== DATASET ENTRIES ==

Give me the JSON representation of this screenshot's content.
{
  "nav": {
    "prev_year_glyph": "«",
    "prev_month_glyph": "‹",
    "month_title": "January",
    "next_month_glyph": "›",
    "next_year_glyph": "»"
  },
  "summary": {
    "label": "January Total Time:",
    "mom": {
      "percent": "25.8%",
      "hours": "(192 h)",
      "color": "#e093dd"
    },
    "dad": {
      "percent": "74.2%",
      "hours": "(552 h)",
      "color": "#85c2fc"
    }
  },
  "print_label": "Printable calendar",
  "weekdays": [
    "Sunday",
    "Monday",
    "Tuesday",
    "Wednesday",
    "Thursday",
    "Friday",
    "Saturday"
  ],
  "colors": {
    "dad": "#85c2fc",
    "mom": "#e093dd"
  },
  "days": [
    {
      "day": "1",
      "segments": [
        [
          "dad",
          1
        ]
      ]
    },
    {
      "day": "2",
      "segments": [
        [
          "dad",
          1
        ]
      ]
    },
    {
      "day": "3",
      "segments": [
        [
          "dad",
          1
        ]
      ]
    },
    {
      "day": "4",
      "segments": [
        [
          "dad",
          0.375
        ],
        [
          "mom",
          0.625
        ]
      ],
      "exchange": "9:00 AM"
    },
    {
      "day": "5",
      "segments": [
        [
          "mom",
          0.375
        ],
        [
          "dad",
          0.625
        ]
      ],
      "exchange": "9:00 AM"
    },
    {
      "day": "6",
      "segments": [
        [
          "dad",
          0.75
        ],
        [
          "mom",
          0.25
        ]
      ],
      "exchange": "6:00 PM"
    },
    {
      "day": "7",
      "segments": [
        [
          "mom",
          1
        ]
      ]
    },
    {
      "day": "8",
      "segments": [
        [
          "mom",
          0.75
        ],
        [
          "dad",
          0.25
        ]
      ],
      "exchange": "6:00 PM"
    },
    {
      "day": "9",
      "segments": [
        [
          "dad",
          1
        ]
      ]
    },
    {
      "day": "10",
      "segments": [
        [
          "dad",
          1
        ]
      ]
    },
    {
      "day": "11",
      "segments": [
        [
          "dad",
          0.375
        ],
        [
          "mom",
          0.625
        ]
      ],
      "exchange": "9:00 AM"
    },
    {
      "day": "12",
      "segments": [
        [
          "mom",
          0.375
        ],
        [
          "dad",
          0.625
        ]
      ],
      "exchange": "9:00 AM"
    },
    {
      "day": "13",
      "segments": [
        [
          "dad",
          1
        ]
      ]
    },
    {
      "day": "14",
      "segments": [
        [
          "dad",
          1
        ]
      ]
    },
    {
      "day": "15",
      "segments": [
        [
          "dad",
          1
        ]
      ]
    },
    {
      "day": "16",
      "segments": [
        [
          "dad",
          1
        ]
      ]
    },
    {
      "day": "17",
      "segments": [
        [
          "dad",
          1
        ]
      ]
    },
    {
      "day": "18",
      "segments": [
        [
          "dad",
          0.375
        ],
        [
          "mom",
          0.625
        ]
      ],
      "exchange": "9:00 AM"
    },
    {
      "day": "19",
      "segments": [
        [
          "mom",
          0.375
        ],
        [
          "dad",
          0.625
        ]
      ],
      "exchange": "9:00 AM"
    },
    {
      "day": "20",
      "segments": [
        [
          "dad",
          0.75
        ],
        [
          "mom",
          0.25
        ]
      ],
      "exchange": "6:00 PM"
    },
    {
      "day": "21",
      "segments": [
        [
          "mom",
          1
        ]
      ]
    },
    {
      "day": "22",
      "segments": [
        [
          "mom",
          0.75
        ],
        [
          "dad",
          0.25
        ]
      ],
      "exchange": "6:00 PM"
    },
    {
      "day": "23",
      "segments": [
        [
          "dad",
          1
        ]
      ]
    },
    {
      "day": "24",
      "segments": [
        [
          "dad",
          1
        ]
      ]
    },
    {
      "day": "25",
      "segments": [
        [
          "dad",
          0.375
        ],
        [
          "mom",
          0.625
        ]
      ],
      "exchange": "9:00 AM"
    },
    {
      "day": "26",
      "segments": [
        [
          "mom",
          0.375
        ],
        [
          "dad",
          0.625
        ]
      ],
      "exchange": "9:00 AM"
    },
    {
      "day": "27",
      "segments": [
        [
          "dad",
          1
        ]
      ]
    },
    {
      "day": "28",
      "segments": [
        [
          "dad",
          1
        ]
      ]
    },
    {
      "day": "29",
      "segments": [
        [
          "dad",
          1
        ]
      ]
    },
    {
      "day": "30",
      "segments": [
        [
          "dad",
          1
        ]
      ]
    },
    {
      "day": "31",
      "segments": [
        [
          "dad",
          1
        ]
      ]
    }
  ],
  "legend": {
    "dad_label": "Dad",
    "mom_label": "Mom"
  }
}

===

EXERCISE PROMPT → Give only the number of lines in the data that include the string "January".

SOLVED PROBLEM → 2